→ **Work required**
Extract each line of the data below exactly as written.

### Dataset extract ###

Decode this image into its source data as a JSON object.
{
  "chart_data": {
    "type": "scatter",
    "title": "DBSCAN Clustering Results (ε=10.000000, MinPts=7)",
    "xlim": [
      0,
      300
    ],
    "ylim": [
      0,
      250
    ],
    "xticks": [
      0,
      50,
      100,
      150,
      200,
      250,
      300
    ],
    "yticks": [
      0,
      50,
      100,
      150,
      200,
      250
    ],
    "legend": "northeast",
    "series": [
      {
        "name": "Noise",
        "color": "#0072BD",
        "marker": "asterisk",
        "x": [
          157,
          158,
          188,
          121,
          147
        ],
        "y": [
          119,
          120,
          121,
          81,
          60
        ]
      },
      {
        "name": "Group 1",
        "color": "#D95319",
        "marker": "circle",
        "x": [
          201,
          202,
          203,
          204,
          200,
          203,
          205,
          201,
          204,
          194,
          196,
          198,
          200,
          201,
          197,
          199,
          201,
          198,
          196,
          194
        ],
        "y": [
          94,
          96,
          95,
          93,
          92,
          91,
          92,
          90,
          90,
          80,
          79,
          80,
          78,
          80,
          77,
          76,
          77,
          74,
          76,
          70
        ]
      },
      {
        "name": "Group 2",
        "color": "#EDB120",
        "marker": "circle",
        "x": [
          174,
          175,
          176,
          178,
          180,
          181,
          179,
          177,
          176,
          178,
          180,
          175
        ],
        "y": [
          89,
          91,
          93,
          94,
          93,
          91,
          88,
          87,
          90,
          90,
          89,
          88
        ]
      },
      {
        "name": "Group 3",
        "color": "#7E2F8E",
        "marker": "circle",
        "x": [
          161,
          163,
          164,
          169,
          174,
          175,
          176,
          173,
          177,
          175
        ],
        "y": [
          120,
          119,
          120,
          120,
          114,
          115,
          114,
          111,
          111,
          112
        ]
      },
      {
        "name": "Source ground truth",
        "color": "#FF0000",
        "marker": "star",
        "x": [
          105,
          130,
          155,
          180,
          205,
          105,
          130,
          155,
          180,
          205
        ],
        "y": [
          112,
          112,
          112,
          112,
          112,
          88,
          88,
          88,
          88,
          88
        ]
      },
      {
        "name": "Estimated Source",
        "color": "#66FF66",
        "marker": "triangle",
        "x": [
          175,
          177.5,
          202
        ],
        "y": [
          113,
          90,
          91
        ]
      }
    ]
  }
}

###

→ **Exercise answer**
Decode this image into its source data as a JSON object.
{
  "chart_data": {
    "type": "scatter",
    "title": "DBSCAN Clustering Results (ε=10.000000, MinPts=7)",
    "xlim": [
      0,
      300
    ],
    "ylim": [
      0,
      250
    ],
    "xticks": [
      0,
      50,
      100,
      150,
      200,
      250,
      300
    ],
    "yticks": [
      0,
      50,
      100,
      150,
      200,
      250
    ],
    "legend": "northeast",
    "series": [
      {
        "name": "Noise",
        "color": "#0072BD",
        "marker": "asterisk",
        "x": [
          157,
          158,
          188,
          121,
          147
        ],
        "y": [
          119,
          120,
          121,
          81,
          60
        ]
      },
      {
        "name": "Group 1",
        "color": "#D95319",
        "marker": "circle",
        "x": [
          201,
          202,
          203,
          204,
          200,
          203,
          205,
          201,
          204,
          194,
          196,
          198,
          200,
          201,
          197,
          199,
          201,
          198,
          196,
          194
        ],
        "y": [
          94,
          96,
          95,
          93,
          92,
          91,
          92,
          90,
          90,
          80,
          79,
          80,
          78,
          80,
          77,
          76,
          77,
          74,
          76,
          70
        ]
      },
      {
        "name": "Group 2",
        "color": "#EDB120",
        "marker": "circle",
        "x": [
          174,
          175,
          176,
          178,
          180,
          181,
          179,
          177,
          176,
          178,
          180,
          175
        ],
        "y": [
          89,
          91,
          93,
          94,
          93,
          91,
          88,
          87,
          90,
          90,
          89,
          88
        ]
      },
      {
        "name": "Group 3",
        "color": "#7E2F8E",
        "marker": "circle",
        "x": [
          161,
          163,
          164,
          169,
          174,
          175,
          176,
          173,
          177,
          175
        ],
        "y": [
          120,
          119,
          120,
          120,
          114,
          115,
          114,
          111,
          111,
          112
        ]
      },
      {
        "name": "Source ground truth",
        "color": "#FF0000",
        "marker": "star",
        "x": [
          105,
          130,
          155,
          180,
          205,
          105,
          130,
          155,
          180,
          205
        ],
        "y": [
          112,
          112,
          112,
          112,
          112,
          88,
          88,
          88,
          88,
          88
        ]
      },
      {
        "name": "Estimated Source",
        "color": "#66FF66",
        "marker": "triangle",
        "x": [
          175,
          177.5,
          202
        ],
        "y": [
          113,
          90,
          91
        ]
      }
    ]
  }
}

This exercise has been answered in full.